### Extracted text:

○ ○ ○ ○ ○ ○ ○

Piaget and other developmental psychologists have noted that empathy (or “perspective-taking”), one of the skills in peer programming, is one of the most critical competencies for cognitive and social development (Attili & Gatewood, 1989). Social emotional development is one of the most important life skills learned through an effective peer program. Young people engaged as “helping youth” develop empathy. Research shows an impressive correlation between students’ training and skills in empathetic understanding and their academic performance (Kohn, 1991). Psychological development is a progressive loss of egocentrism and an increase in the ability to take wider and more complex perspectives, an empathic process that takes place with peer helping (Johnson & Johnson, 1987). It would seem that peer helping programs do provide opportunities for youth to develop pro-social skills.

Peer Programs can help train youth in life skills that help with future employability. These life-skills include personal development, communication, decision-making/problem solving, and conflict resolution/violence prevention (Forouzesh, Grant, & Donnelly, 2001; Tindall, Routson & Lewis, 2003). Involvement in a peer program gives its members the tools to provide a variety of school and community-based support services that help others learn how to more effectively communicate, make healthy decisions, peacefully resolve conflicts, and develop a strong sense of personal worth and connectedness to friends, school, and community (Forouzesh et al.).

○ ○ ○ ○ ○ ○ ○

### Data segment:
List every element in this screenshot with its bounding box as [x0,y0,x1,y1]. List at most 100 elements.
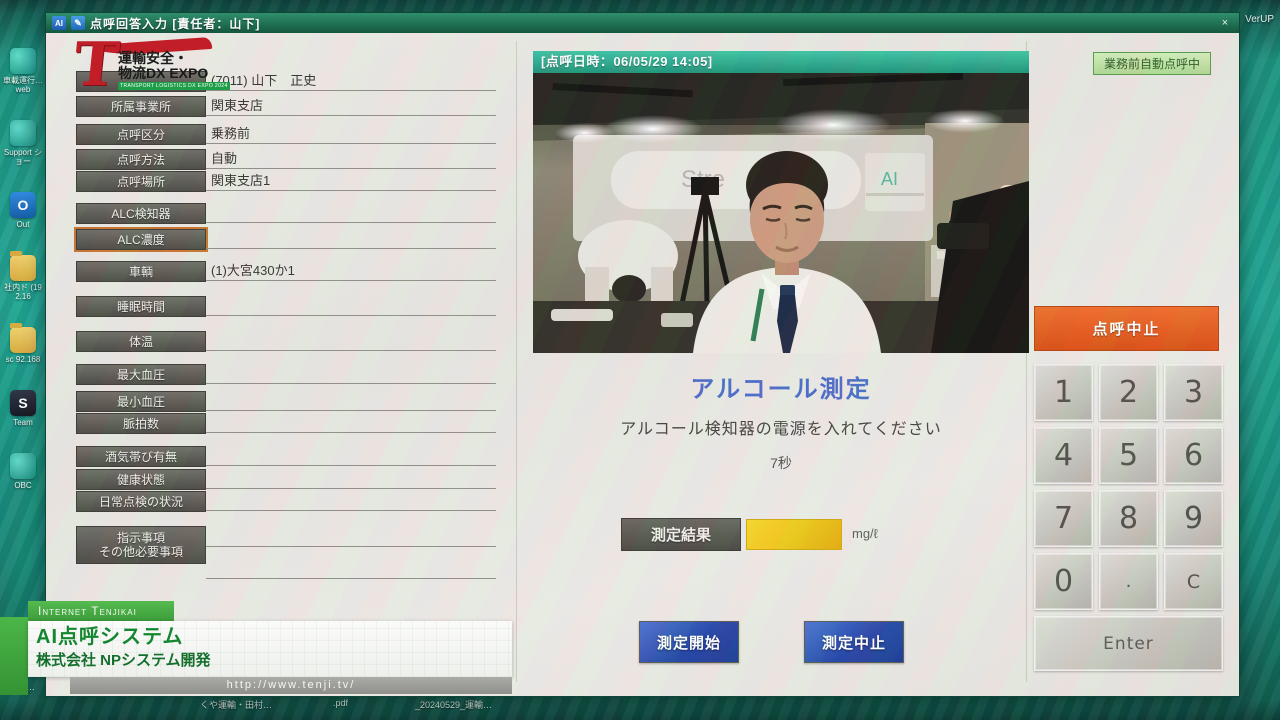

○ ○ ○ ○ ○ ○ ○

### What you will do:
1 - In the text on peer programs, which life skills are named as helping with future employability?
2 - From the text on peer programs, return the stretch from "Peer Programs can" through "(Forouzesh et al.).", copied word for word.
3 - Using the text on peer programs, state whether each statement agrees with it, answering yes or no and quoting the deciding words: (a) Research links training in empathetic understanding with students' academic performance. (b) Psychological development is described as a growing increase in egocentrism. (c) Young people engaged as "helping youth" develop empathy.

### Solutions per task:
1 - Personal development, communication, decision-making/problem solving, and conflict resolution/violence prevention.

2 -
Peer Programs can help train youth in life skills that help with future employability. These life-skills include personal development, communication, decision-making/problem solving, and conflict resolution/violence prevention (Forouzesh, Grant, & Donnelly, 2001; Tindall, Routson & Lewis, 2003). Involvement in a peer program gives its members the tools to provide a variety of school and community-based support services that help others learn how to more effectively communicate, make healthy decisions, peacefully resolve conflicts, and develop a strong sense of personal worth and connectedness to friends, school, and community (Forouzesh et al.).

3 -
(a) Yes: "Research shows an impressive correlation between students’ training and skills in empathetic understanding and their academic performance"
(b) No: "Psychological development is a progressive loss of egocentrism"
(c) Yes: "Young people engaged as “helping youth” develop empathy."